┏━━

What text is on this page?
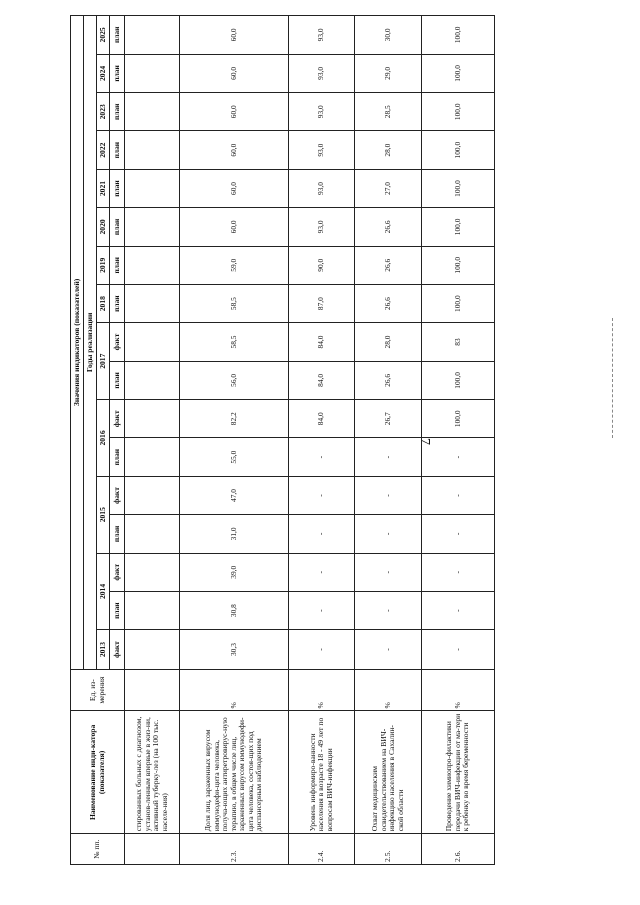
7
№ пп.	Наименование инди-катора (показателя)	Ед. из-мерения	Значения индикаторов (показателей)																
			Годы реализации																
			2013	2014		2015		2016		2017		2018	2019	2020	2021	2022	2023	2024	2025
			факт	план	факт	план	факт	план	факт	план	факт	план	план	план	план	план	план	план	план
	стированных больных с диагнозом, установ-ленным впервые в жиз-ни, активный туберку-лез (на 100 тыс. населе-ния)																		
2.3.	Доля лиц, зараженных вирусом иммунодефи-цита человека, получа-ющих антиретровирус-ную терапию, в общем числе лиц, зараженных вирусом иммунодефи-цита человека, состоя-щих под диспансерным наблюдением	%	30,3	30,8	39,0	31,0	47,0	55,0	82,2	56,0	58,5	58,5	59,0	60,0	60,0	60,0	60,0	60,0	60,0
2.4.	Уровень информиро-ванности населения в возрасте 18 - 49 лет по вопросам ВИЧ-инфекции	%	-	-	-	-	-	-	84,0	84,0	84,0	87,0	90,0	93,0	93,0	93,0	93,0	93,0	93,0
2.5.	Охват медицинским освидетельствованием на ВИЧ-инфекцию населения в Сахалин-ской области	%	-	-	-	-	-	-	26,7	26,6	28,0	26,6	26,6	26,6	27,0	28,0	28,5	29,0	30,0
2.6.	Проведение химиопро-филактики передачи ВИЧ-инфекции от ма-тери к ребенку во время беременности	%	-	-	-	-	-	-	100,0	100,0	83	100,0	100,0	100,0	100,0	100,0	100,0	100,0	100,0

┗━━

DO THIS:
Exclude all images and restate the records above word for word.

CORRECT ANSWER:
What text is on this page?
7
№ пп.	Наименование инди-катора (показателя)	Ед. из-мерения	Значения индикаторов (показателей)																
			Годы реализации																
			2013	2014		2015		2016		2017		2018	2019	2020	2021	2022	2023	2024	2025
			факт	план	факт	план	факт	план	факт	план	факт	план	план	план	план	план	план	план	план
	стированных больных с диагнозом, установ-ленным впервые в жиз-ни, активный туберку-лез (на 100 тыс. населе-ния)																		
2.3.	Доля лиц, зараженных вирусом иммунодефи-цита человека, получа-ющих антиретровирус-ную терапию, в общем числе лиц, зараженных вирусом иммунодефи-цита человека, состоя-щих под диспансерным наблюдением	%	30,3	30,8	39,0	31,0	47,0	55,0	82,2	56,0	58,5	58,5	59,0	60,0	60,0	60,0	60,0	60,0	60,0
2.4.	Уровень информиро-ванности населения в возрасте 18 - 49 лет по вопросам ВИЧ-инфекции	%	-	-	-	-	-	-	84,0	84,0	84,0	87,0	90,0	93,0	93,0	93,0	93,0	93,0	93,0
2.5.	Охват медицинским освидетельствованием на ВИЧ-инфекцию населения в Сахалин-ской области	%	-	-	-	-	-	-	26,7	26,6	28,0	26,6	26,6	26,6	27,0	28,0	28,5	29,0	30,0
2.6.	Проведение химиопро-филактики передачи ВИЧ-инфекции от ма-тери к ребенку во время беременности	%	-	-	-	-	-	-	100,0	100,0	83	100,0	100,0	100,0	100,0	100,0	100,0	100,0	100,0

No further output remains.